[Extracts from a graphics dataset]
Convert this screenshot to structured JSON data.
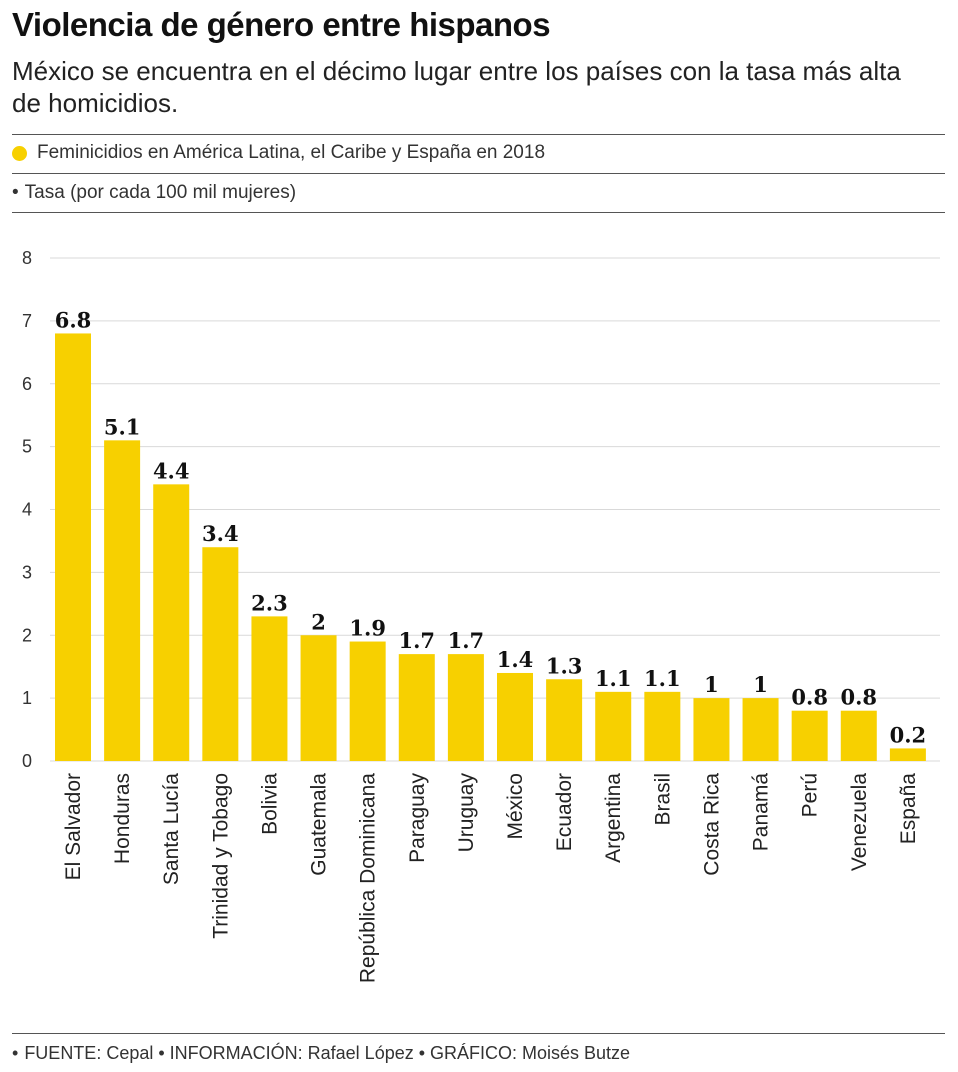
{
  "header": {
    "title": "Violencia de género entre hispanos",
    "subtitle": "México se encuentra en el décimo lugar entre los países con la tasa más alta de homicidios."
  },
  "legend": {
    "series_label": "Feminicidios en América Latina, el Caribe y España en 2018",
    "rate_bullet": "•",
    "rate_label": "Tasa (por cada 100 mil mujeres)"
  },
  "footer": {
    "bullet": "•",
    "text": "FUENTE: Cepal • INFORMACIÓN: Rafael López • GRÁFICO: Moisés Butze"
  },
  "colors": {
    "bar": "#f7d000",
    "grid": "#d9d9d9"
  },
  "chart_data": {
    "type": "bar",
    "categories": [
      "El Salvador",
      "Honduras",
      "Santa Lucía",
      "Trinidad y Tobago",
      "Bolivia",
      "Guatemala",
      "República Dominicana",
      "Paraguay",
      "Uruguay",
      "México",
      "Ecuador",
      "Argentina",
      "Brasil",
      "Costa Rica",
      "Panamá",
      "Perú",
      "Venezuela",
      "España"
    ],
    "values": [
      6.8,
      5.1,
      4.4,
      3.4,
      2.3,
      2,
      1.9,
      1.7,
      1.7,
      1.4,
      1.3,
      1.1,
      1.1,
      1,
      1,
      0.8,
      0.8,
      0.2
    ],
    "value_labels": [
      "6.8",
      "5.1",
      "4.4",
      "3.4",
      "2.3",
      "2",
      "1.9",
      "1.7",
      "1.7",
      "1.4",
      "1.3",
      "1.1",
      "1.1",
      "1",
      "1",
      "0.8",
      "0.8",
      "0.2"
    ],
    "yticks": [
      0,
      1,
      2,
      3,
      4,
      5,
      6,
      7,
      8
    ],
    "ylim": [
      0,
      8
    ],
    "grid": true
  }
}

● Task requirements
Copy the records above exactly. The pictures are not part of the copy.

● Written answer
Convert this screenshot to structured JSON data.
{
  "header": {
    "title": "Violencia de género entre hispanos",
    "subtitle": "México se encuentra en el décimo lugar entre los países con la tasa más alta de homicidios."
  },
  "legend": {
    "series_label": "Feminicidios en América Latina, el Caribe y España en 2018",
    "rate_bullet": "•",
    "rate_label": "Tasa (por cada 100 mil mujeres)"
  },
  "footer": {
    "bullet": "•",
    "text": "FUENTE: Cepal • INFORMACIÓN: Rafael López • GRÁFICO: Moisés Butze"
  },
  "colors": {
    "bar": "#f7d000",
    "grid": "#d9d9d9"
  },
  "chart_data": {
    "type": "bar",
    "categories": [
      "El Salvador",
      "Honduras",
      "Santa Lucía",
      "Trinidad y Tobago",
      "Bolivia",
      "Guatemala",
      "República Dominicana",
      "Paraguay",
      "Uruguay",
      "México",
      "Ecuador",
      "Argentina",
      "Brasil",
      "Costa Rica",
      "Panamá",
      "Perú",
      "Venezuela",
      "España"
    ],
    "values": [
      6.8,
      5.1,
      4.4,
      3.4,
      2.3,
      2,
      1.9,
      1.7,
      1.7,
      1.4,
      1.3,
      1.1,
      1.1,
      1,
      1,
      0.8,
      0.8,
      0.2
    ],
    "value_labels": [
      "6.8",
      "5.1",
      "4.4",
      "3.4",
      "2.3",
      "2",
      "1.9",
      "1.7",
      "1.7",
      "1.4",
      "1.3",
      "1.1",
      "1.1",
      "1",
      "1",
      "0.8",
      "0.8",
      "0.2"
    ],
    "yticks": [
      0,
      1,
      2,
      3,
      4,
      5,
      6,
      7,
      8
    ],
    "ylim": [
      0,
      8
    ],
    "grid": true
  }
}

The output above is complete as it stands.